* begin *

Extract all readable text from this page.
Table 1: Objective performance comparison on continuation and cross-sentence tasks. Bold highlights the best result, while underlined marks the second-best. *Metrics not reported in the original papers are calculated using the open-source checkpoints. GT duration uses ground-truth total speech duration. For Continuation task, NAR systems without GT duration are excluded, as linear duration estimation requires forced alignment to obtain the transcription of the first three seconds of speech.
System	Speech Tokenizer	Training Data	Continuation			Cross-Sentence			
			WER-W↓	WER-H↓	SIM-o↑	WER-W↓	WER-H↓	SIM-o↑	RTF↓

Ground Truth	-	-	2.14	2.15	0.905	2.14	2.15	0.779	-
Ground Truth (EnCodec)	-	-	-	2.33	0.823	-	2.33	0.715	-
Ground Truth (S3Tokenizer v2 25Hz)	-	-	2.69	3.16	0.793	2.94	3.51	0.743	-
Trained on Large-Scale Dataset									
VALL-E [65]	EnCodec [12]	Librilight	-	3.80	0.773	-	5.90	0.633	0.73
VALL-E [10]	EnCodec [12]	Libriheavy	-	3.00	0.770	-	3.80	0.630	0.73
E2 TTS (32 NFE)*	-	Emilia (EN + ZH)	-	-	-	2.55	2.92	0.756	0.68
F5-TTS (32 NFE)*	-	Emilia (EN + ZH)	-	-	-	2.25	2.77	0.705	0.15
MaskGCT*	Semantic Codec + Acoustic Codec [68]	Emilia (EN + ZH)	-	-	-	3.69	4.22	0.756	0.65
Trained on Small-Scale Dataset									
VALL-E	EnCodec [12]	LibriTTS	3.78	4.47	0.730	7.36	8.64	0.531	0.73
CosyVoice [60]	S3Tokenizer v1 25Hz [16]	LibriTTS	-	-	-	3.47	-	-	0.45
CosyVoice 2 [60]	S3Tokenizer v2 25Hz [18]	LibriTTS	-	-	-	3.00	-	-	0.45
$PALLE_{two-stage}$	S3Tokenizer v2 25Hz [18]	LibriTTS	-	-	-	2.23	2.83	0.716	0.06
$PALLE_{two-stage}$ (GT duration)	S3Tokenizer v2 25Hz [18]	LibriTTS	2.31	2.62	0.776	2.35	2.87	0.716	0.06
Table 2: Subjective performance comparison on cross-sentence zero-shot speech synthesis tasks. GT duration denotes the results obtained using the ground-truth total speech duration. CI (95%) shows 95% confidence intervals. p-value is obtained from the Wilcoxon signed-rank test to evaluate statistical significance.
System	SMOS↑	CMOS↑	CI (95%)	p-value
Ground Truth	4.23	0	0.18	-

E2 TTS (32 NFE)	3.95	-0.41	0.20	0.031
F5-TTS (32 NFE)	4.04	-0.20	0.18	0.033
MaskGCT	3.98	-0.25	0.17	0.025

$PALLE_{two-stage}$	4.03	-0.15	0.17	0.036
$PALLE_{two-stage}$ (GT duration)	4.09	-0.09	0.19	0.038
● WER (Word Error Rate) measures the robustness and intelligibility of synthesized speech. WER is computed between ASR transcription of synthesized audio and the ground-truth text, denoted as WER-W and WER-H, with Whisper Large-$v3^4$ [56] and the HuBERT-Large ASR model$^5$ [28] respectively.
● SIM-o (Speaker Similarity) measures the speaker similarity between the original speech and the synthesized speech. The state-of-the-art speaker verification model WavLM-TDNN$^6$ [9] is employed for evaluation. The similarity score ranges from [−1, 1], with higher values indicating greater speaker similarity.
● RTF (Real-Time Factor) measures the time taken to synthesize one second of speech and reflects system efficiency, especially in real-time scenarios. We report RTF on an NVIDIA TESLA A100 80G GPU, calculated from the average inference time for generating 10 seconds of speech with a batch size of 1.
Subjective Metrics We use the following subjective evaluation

* end *

Directive
Transcribe all the entries, keeping each one exactly as it is.

Answer
Extract all readable text from this page.
Table 1: Objective performance comparison on continuation and cross-sentence tasks. Bold highlights the best result, while underlined marks the second-best. *Metrics not reported in the original papers are calculated using the open-source checkpoints. GT duration uses ground-truth total speech duration. For Continuation task, NAR systems without GT duration are excluded, as linear duration estimation requires forced alignment to obtain the transcription of the first three seconds of speech.
System	Speech Tokenizer	Training Data	Continuation			Cross-Sentence			
			WER-W↓	WER-H↓	SIM-o↑	WER-W↓	WER-H↓	SIM-o↑	RTF↓

Ground Truth	-	-	2.14	2.15	0.905	2.14	2.15	0.779	-
Ground Truth (EnCodec)	-	-	-	2.33	0.823	-	2.33	0.715	-
Ground Truth (S3Tokenizer v2 25Hz)	-	-	2.69	3.16	0.793	2.94	3.51	0.743	-
Trained on Large-Scale Dataset									
VALL-E [65]	EnCodec [12]	Librilight	-	3.80	0.773	-	5.90	0.633	0.73
VALL-E [10]	EnCodec [12]	Libriheavy	-	3.00	0.770	-	3.80	0.630	0.73
E2 TTS (32 NFE)*	-	Emilia (EN + ZH)	-	-	-	2.55	2.92	0.756	0.68
F5-TTS (32 NFE)*	-	Emilia (EN + ZH)	-	-	-	2.25	2.77	0.705	0.15
MaskGCT*	Semantic Codec + Acoustic Codec [68]	Emilia (EN + ZH)	-	-	-	3.69	4.22	0.756	0.65
Trained on Small-Scale Dataset									
VALL-E	EnCodec [12]	LibriTTS	3.78	4.47	0.730	7.36	8.64	0.531	0.73
CosyVoice [60]	S3Tokenizer v1 25Hz [16]	LibriTTS	-	-	-	3.47	-	-	0.45
CosyVoice 2 [60]	S3Tokenizer v2 25Hz [18]	LibriTTS	-	-	-	3.00	-	-	0.45
$PALLE_{two-stage}$	S3Tokenizer v2 25Hz [18]	LibriTTS	-	-	-	2.23	2.83	0.716	0.06
$PALLE_{two-stage}$ (GT duration)	S3Tokenizer v2 25Hz [18]	LibriTTS	2.31	2.62	0.776	2.35	2.87	0.716	0.06
Table 2: Subjective performance comparison on cross-sentence zero-shot speech synthesis tasks. GT duration denotes the results obtained using the ground-truth total speech duration. CI (95%) shows 95% confidence intervals. p-value is obtained from the Wilcoxon signed-rank test to evaluate statistical significance.
System	SMOS↑	CMOS↑	CI (95%)	p-value
Ground Truth	4.23	0	0.18	-

E2 TTS (32 NFE)	3.95	-0.41	0.20	0.031
F5-TTS (32 NFE)	4.04	-0.20	0.18	0.033
MaskGCT	3.98	-0.25	0.17	0.025

$PALLE_{two-stage}$	4.03	-0.15	0.17	0.036
$PALLE_{two-stage}$ (GT duration)	4.09	-0.09	0.19	0.038
● WER (Word Error Rate) measures the robustness and intelligibility of synthesized speech. WER is computed between ASR transcription of synthesized audio and the ground-truth text, denoted as WER-W and WER-H, with Whisper Large-$v3^4$ [56] and the HuBERT-Large ASR model$^5$ [28] respectively.
● SIM-o (Speaker Similarity) measures the speaker similarity between the original speech and the synthesized speech. The state-of-the-art speaker verification model WavLM-TDNN$^6$ [9] is employed for evaluation. The similarity score ranges from [−1, 1], with higher values indicating greater speaker similarity.
● RTF (Real-Time Factor) measures the time taken to synthesize one second of speech and reflects system efficiency, especially in real-time scenarios. We report RTF on an NVIDIA TESLA A100 80G GPU, calculated from the average inference time for generating 10 seconds of speech with a batch size of 1.
Subjective Metrics We use the following subjective evaluation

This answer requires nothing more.